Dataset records

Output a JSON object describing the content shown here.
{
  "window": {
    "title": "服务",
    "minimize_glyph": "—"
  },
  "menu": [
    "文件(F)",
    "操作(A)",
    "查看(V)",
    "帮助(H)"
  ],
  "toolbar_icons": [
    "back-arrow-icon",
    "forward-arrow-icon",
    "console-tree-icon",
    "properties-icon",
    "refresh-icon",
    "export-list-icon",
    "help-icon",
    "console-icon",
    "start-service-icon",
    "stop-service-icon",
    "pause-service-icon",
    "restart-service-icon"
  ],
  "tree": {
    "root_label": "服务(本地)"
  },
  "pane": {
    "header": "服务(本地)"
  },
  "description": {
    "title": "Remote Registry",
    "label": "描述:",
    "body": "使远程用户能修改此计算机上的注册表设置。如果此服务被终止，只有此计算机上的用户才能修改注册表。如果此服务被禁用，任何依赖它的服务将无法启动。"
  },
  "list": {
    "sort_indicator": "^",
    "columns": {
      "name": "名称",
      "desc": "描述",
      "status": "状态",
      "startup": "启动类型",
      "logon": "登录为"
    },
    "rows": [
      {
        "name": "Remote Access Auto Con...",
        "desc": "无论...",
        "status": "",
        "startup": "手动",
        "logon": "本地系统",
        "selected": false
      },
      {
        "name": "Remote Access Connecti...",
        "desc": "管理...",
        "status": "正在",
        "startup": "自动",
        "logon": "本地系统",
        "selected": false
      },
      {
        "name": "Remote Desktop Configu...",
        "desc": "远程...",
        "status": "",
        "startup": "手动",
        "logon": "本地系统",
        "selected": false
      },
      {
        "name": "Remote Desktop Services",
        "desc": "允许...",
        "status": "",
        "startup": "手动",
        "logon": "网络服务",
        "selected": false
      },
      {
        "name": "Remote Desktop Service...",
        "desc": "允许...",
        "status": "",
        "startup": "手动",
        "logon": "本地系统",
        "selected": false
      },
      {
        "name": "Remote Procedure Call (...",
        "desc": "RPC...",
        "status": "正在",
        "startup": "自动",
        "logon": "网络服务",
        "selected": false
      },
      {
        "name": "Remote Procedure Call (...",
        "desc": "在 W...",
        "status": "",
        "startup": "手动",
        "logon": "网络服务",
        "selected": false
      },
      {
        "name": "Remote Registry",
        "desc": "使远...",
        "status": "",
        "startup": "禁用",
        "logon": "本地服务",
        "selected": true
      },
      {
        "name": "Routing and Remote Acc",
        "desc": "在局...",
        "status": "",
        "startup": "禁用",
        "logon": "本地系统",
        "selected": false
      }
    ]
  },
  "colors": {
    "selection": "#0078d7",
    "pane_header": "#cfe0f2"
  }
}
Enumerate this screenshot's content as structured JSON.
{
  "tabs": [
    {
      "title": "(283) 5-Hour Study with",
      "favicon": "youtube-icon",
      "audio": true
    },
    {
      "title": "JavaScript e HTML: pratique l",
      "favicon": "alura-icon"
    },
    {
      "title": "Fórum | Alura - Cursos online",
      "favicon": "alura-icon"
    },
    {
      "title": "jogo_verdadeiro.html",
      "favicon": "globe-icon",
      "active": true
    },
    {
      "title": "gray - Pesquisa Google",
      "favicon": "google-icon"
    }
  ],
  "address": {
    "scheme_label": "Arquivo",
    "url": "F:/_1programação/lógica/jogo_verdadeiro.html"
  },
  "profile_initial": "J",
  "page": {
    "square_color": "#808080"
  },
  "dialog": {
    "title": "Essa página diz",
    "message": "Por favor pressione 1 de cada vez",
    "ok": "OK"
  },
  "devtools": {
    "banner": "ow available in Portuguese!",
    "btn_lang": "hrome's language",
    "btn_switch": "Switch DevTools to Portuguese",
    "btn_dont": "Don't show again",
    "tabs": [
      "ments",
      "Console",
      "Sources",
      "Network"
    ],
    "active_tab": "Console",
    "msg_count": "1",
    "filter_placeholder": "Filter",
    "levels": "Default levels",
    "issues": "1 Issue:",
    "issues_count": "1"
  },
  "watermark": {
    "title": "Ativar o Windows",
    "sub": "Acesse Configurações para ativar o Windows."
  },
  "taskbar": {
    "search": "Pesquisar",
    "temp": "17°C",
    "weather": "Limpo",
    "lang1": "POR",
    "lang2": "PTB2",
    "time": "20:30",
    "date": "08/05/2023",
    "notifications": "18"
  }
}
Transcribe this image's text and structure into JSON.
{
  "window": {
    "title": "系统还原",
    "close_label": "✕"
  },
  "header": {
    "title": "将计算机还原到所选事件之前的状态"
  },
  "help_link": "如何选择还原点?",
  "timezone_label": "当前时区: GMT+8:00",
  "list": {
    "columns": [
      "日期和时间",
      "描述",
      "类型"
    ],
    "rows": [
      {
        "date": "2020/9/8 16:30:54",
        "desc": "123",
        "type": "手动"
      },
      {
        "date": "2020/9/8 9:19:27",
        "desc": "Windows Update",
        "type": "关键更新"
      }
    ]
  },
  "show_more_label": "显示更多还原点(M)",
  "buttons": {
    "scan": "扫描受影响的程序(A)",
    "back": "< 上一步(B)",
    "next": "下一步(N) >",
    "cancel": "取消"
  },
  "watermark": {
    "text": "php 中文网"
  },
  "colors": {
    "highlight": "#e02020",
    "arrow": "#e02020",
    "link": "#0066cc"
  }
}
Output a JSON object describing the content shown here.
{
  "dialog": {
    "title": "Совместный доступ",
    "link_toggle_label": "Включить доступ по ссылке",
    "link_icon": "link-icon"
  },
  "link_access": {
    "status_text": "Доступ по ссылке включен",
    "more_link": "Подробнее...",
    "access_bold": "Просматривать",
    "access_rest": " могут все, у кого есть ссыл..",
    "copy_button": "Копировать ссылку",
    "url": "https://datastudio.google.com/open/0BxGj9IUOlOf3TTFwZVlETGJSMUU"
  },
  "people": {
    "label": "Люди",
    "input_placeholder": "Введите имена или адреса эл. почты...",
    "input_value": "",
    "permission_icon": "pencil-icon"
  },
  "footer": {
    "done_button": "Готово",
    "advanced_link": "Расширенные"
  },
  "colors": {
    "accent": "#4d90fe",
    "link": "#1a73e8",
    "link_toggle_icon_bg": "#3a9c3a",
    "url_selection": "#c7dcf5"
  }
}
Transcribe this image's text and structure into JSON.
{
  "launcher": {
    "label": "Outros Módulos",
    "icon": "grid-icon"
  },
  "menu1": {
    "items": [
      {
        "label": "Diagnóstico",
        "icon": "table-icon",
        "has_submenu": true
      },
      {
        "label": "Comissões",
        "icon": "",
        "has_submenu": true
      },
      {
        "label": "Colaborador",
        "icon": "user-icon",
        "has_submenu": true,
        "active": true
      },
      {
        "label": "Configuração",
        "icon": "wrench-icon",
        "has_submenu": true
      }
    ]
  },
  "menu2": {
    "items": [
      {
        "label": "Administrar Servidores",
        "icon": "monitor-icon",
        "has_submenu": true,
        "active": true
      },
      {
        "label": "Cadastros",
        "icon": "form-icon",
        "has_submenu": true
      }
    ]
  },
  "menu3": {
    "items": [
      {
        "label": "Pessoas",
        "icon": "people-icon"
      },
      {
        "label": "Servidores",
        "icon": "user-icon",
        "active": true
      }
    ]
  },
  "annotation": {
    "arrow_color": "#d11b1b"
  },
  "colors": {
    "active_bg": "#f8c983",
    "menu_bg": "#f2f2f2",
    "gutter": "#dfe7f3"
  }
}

# Work instructions
Copy out each record, keeping every word as it is.

# Written solution
Output a JSON object describing the content shown here.
{
  "window": {
    "title": "服务",
    "minimize_glyph": "—"
  },
  "menu": [
    "文件(F)",
    "操作(A)",
    "查看(V)",
    "帮助(H)"
  ],
  "toolbar_icons": [
    "back-arrow-icon",
    "forward-arrow-icon",
    "console-tree-icon",
    "properties-icon",
    "refresh-icon",
    "export-list-icon",
    "help-icon",
    "console-icon",
    "start-service-icon",
    "stop-service-icon",
    "pause-service-icon",
    "restart-service-icon"
  ],
  "tree": {
    "root_label": "服务(本地)"
  },
  "pane": {
    "header": "服务(本地)"
  },
  "description": {
    "title": "Remote Registry",
    "label": "描述:",
    "body": "使远程用户能修改此计算机上的注册表设置。如果此服务被终止，只有此计算机上的用户才能修改注册表。如果此服务被禁用，任何依赖它的服务将无法启动。"
  },
  "list": {
    "sort_indicator": "^",
    "columns": {
      "name": "名称",
      "desc": "描述",
      "status": "状态",
      "startup": "启动类型",
      "logon": "登录为"
    },
    "rows": [
      {
        "name": "Remote Access Auto Con...",
        "desc": "无论...",
        "status": "",
        "startup": "手动",
        "logon": "本地系统",
        "selected": false
      },
      {
        "name": "Remote Access Connecti...",
        "desc": "管理...",
        "status": "正在",
        "startup": "自动",
        "logon": "本地系统",
        "selected": false
      },
      {
        "name": "Remote Desktop Configu...",
        "desc": "远程...",
        "status": "",
        "startup": "手动",
        "logon": "本地系统",
        "selected": false
      },
      {
        "name": "Remote Desktop Services",
        "desc": "允许...",
        "status": "",
        "startup": "手动",
        "logon": "网络服务",
        "selected": false
      },
      {
        "name": "Remote Desktop Service...",
        "desc": "允许...",
        "status": "",
        "startup": "手动",
        "logon": "本地系统",
        "selected": false
      },
      {
        "name": "Remote Procedure Call (...",
        "desc": "RPC...",
        "status": "正在",
        "startup": "自动",
        "logon": "网络服务",
        "selected": false
      },
      {
        "name": "Remote Procedure Call (...",
        "desc": "在 W...",
        "status": "",
        "startup": "手动",
        "logon": "网络服务",
        "selected": false
      },
      {
        "name": "Remote Registry",
        "desc": "使远...",
        "status": "",
        "startup": "禁用",
        "logon": "本地服务",
        "selected": true
      },
      {
        "name": "Routing and Remote Acc",
        "desc": "在局...",
        "status": "",
        "startup": "禁用",
        "logon": "本地系统",
        "selected": false
      }
    ]
  },
  "colors": {
    "selection": "#0078d7",
    "pane_header": "#cfe0f2"
  }
}
Enumerate this screenshot's content as structured JSON.
{
  "tabs": [
    {
      "title": "(283) 5-Hour Study with",
      "favicon": "youtube-icon",
      "audio": true
    },
    {
      "title": "JavaScript e HTML: pratique l",
      "favicon": "alura-icon"
    },
    {
      "title": "Fórum | Alura - Cursos online",
      "favicon": "alura-icon"
    },
    {
      "title": "jogo_verdadeiro.html",
      "favicon": "globe-icon",
      "active": true
    },
    {
      "title": "gray - Pesquisa Google",
      "favicon": "google-icon"
    }
  ],
  "address": {
    "scheme_label": "Arquivo",
    "url": "F:/_1programação/lógica/jogo_verdadeiro.html"
  },
  "profile_initial": "J",
  "page": {
    "square_color": "#808080"
  },
  "dialog": {
    "title": "Essa página diz",
    "message": "Por favor pressione 1 de cada vez",
    "ok": "OK"
  },
  "devtools": {
    "banner": "ow available in Portuguese!",
    "btn_lang": "hrome's language",
    "btn_switch": "Switch DevTools to Portuguese",
    "btn_dont": "Don't show again",
    "tabs": [
      "ments",
      "Console",
      "Sources",
      "Network"
    ],
    "active_tab": "Console",
    "msg_count": "1",
    "filter_placeholder": "Filter",
    "levels": "Default levels",
    "issues": "1 Issue:",
    "issues_count": "1"
  },
  "watermark": {
    "title": "Ativar o Windows",
    "sub": "Acesse Configurações para ativar o Windows."
  },
  "taskbar": {
    "search": "Pesquisar",
    "temp": "17°C",
    "weather": "Limpo",
    "lang1": "POR",
    "lang2": "PTB2",
    "time": "20:30",
    "date": "08/05/2023",
    "notifications": "18"
  }
}
Transcribe this image's text and structure into JSON.
{
  "window": {
    "title": "系统还原",
    "close_label": "✕"
  },
  "header": {
    "title": "将计算机还原到所选事件之前的状态"
  },
  "help_link": "如何选择还原点?",
  "timezone_label": "当前时区: GMT+8:00",
  "list": {
    "columns": [
      "日期和时间",
      "描述",
      "类型"
    ],
    "rows": [
      {
        "date": "2020/9/8 16:30:54",
        "desc": "123",
        "type": "手动"
      },
      {
        "date": "2020/9/8 9:19:27",
        "desc": "Windows Update",
        "type": "关键更新"
      }
    ]
  },
  "show_more_label": "显示更多还原点(M)",
  "buttons": {
    "scan": "扫描受影响的程序(A)",
    "back": "< 上一步(B)",
    "next": "下一步(N) >",
    "cancel": "取消"
  },
  "watermark": {
    "text": "php 中文网"
  },
  "colors": {
    "highlight": "#e02020",
    "arrow": "#e02020",
    "link": "#0066cc"
  }
}
Output a JSON object describing the content shown here.
{
  "dialog": {
    "title": "Совместный доступ",
    "link_toggle_label": "Включить доступ по ссылке",
    "link_icon": "link-icon"
  },
  "link_access": {
    "status_text": "Доступ по ссылке включен",
    "more_link": "Подробнее...",
    "access_bold": "Просматривать",
    "access_rest": " могут все, у кого есть ссыл..",
    "copy_button": "Копировать ссылку",
    "url": "https://datastudio.google.com/open/0BxGj9IUOlOf3TTFwZVlETGJSMUU"
  },
  "people": {
    "label": "Люди",
    "input_placeholder": "Введите имена или адреса эл. почты...",
    "input_value": "",
    "permission_icon": "pencil-icon"
  },
  "footer": {
    "done_button": "Готово",
    "advanced_link": "Расширенные"
  },
  "colors": {
    "accent": "#4d90fe",
    "link": "#1a73e8",
    "link_toggle_icon_bg": "#3a9c3a",
    "url_selection": "#c7dcf5"
  }
}
Transcribe this image's text and structure into JSON.
{
  "launcher": {
    "label": "Outros Módulos",
    "icon": "grid-icon"
  },
  "menu1": {
    "items": [
      {
        "label": "Diagnóstico",
        "icon": "table-icon",
        "has_submenu": true
      },
      {
        "label": "Comissões",
        "icon": "",
        "has_submenu": true
      },
      {
        "label": "Colaborador",
        "icon": "user-icon",
        "has_submenu": true,
        "active": true
      },
      {
        "label": "Configuração",
        "icon": "wrench-icon",
        "has_submenu": true
      }
    ]
  },
  "menu2": {
    "items": [
      {
        "label": "Administrar Servidores",
        "icon": "monitor-icon",
        "has_submenu": true,
        "active": true
      },
      {
        "label": "Cadastros",
        "icon": "form-icon",
        "has_submenu": true
      }
    ]
  },
  "menu3": {
    "items": [
      {
        "label": "Pessoas",
        "icon": "people-icon"
      },
      {
        "label": "Servidores",
        "icon": "user-icon",
        "active": true
      }
    ]
  },
  "annotation": {
    "arrow_color": "#d11b1b"
  },
  "colors": {
    "active_bg": "#f8c983",
    "menu_bg": "#f2f2f2",
    "gutter": "#dfe7f3"
  }
}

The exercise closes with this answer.